**Exercise prompt**: Reproduce every entry below precisely; do not include the pictures.

[Begin The records]

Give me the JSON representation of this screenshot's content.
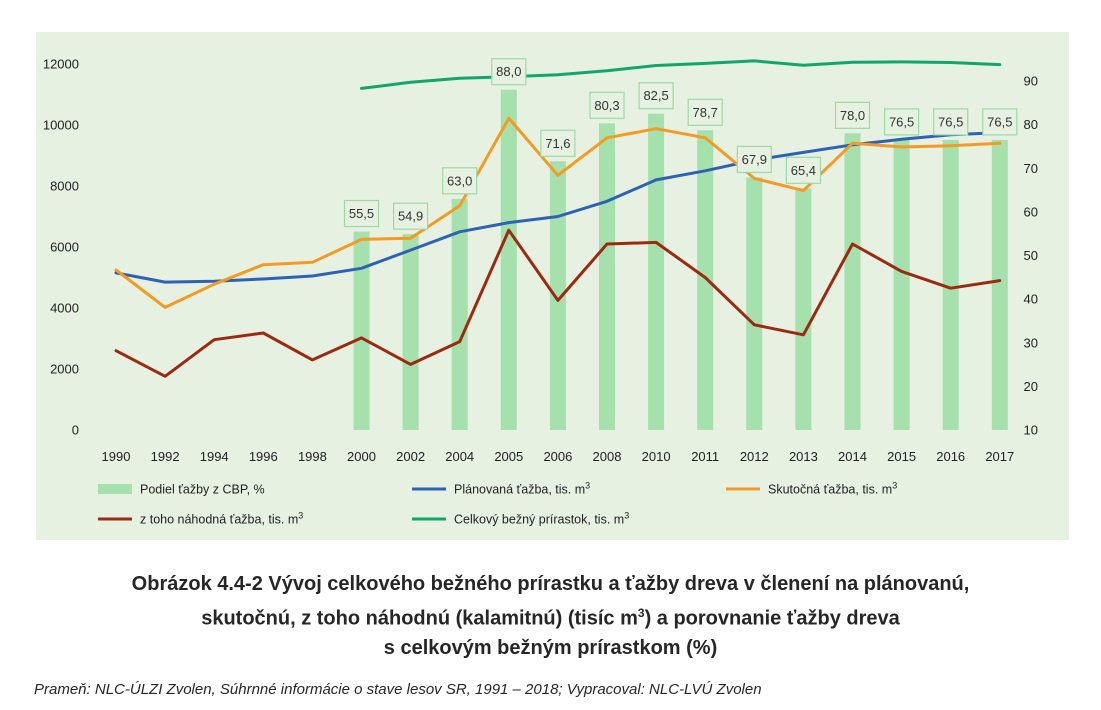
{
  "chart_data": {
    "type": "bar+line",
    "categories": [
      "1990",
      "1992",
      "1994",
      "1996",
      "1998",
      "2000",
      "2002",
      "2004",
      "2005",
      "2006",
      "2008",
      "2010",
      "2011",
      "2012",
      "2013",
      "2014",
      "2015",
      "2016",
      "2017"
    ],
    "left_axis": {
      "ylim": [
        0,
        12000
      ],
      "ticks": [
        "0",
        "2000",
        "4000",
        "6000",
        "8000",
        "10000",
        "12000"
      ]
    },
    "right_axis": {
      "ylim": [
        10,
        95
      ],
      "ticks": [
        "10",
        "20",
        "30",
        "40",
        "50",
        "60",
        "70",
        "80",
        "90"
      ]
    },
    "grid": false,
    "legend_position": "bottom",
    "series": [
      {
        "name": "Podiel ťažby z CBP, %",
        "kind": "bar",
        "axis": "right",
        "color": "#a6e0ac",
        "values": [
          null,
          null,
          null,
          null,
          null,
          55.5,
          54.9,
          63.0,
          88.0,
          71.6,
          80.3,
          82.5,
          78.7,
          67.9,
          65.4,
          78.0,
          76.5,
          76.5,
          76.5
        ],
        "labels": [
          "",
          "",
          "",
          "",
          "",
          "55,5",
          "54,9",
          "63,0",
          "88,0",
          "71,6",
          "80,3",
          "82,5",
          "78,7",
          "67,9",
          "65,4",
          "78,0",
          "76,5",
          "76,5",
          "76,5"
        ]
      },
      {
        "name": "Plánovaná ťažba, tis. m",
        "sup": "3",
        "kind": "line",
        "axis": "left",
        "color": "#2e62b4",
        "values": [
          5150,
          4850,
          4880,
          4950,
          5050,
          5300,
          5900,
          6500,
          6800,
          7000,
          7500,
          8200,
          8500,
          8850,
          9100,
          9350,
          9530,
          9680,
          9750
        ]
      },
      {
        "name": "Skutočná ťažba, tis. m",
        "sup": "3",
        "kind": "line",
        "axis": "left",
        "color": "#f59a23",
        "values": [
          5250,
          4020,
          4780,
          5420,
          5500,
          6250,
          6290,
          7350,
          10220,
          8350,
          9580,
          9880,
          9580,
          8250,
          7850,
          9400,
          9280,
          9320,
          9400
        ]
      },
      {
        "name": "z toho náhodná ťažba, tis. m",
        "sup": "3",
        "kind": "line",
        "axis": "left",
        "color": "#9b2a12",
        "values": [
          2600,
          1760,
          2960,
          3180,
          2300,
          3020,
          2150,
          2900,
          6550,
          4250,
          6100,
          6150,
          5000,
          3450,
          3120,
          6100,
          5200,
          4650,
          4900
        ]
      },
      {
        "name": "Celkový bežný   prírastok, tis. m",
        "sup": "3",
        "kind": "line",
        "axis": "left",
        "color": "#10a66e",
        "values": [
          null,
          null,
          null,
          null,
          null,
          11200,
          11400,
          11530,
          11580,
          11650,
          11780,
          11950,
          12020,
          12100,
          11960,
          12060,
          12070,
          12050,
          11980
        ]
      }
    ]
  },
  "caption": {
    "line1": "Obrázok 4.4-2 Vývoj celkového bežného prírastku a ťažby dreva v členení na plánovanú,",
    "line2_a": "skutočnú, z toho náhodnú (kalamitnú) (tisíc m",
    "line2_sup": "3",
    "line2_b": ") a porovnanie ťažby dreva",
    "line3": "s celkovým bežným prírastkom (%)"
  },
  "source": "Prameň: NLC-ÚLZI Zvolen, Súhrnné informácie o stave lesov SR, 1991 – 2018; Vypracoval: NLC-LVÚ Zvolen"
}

[End The records]

**Completed exercise**:
Give me the JSON representation of this screenshot's content.
{
  "chart_data": {
    "type": "bar+line",
    "categories": [
      "1990",
      "1992",
      "1994",
      "1996",
      "1998",
      "2000",
      "2002",
      "2004",
      "2005",
      "2006",
      "2008",
      "2010",
      "2011",
      "2012",
      "2013",
      "2014",
      "2015",
      "2016",
      "2017"
    ],
    "left_axis": {
      "ylim": [
        0,
        12000
      ],
      "ticks": [
        "0",
        "2000",
        "4000",
        "6000",
        "8000",
        "10000",
        "12000"
      ]
    },
    "right_axis": {
      "ylim": [
        10,
        95
      ],
      "ticks": [
        "10",
        "20",
        "30",
        "40",
        "50",
        "60",
        "70",
        "80",
        "90"
      ]
    },
    "grid": false,
    "legend_position": "bottom",
    "series": [
      {
        "name": "Podiel ťažby z CBP, %",
        "kind": "bar",
        "axis": "right",
        "color": "#a6e0ac",
        "values": [
          null,
          null,
          null,
          null,
          null,
          55.5,
          54.9,
          63.0,
          88.0,
          71.6,
          80.3,
          82.5,
          78.7,
          67.9,
          65.4,
          78.0,
          76.5,
          76.5,
          76.5
        ],
        "labels": [
          "",
          "",
          "",
          "",
          "",
          "55,5",
          "54,9",
          "63,0",
          "88,0",
          "71,6",
          "80,3",
          "82,5",
          "78,7",
          "67,9",
          "65,4",
          "78,0",
          "76,5",
          "76,5",
          "76,5"
        ]
      },
      {
        "name": "Plánovaná ťažba, tis. m",
        "sup": "3",
        "kind": "line",
        "axis": "left",
        "color": "#2e62b4",
        "values": [
          5150,
          4850,
          4880,
          4950,
          5050,
          5300,
          5900,
          6500,
          6800,
          7000,
          7500,
          8200,
          8500,
          8850,
          9100,
          9350,
          9530,
          9680,
          9750
        ]
      },
      {
        "name": "Skutočná ťažba, tis. m",
        "sup": "3",
        "kind": "line",
        "axis": "left",
        "color": "#f59a23",
        "values": [
          5250,
          4020,
          4780,
          5420,
          5500,
          6250,
          6290,
          7350,
          10220,
          8350,
          9580,
          9880,
          9580,
          8250,
          7850,
          9400,
          9280,
          9320,
          9400
        ]
      },
      {
        "name": "z toho náhodná ťažba, tis. m",
        "sup": "3",
        "kind": "line",
        "axis": "left",
        "color": "#9b2a12",
        "values": [
          2600,
          1760,
          2960,
          3180,
          2300,
          3020,
          2150,
          2900,
          6550,
          4250,
          6100,
          6150,
          5000,
          3450,
          3120,
          6100,
          5200,
          4650,
          4900
        ]
      },
      {
        "name": "Celkový bežný   prírastok, tis. m",
        "sup": "3",
        "kind": "line",
        "axis": "left",
        "color": "#10a66e",
        "values": [
          null,
          null,
          null,
          null,
          null,
          11200,
          11400,
          11530,
          11580,
          11650,
          11780,
          11950,
          12020,
          12100,
          11960,
          12060,
          12070,
          12050,
          11980
        ]
      }
    ]
  },
  "caption": {
    "line1": "Obrázok 4.4-2 Vývoj celkového bežného prírastku a ťažby dreva v členení na plánovanú,",
    "line2_a": "skutočnú, z toho náhodnú (kalamitnú) (tisíc m",
    "line2_sup": "3",
    "line2_b": ") a porovnanie ťažby dreva",
    "line3": "s celkovým bežným prírastkom (%)"
  },
  "source": "Prameň: NLC-ÚLZI Zvolen, Súhrnné informácie o stave lesov SR, 1991 – 2018; Vypracoval: NLC-LVÚ Zvolen"
}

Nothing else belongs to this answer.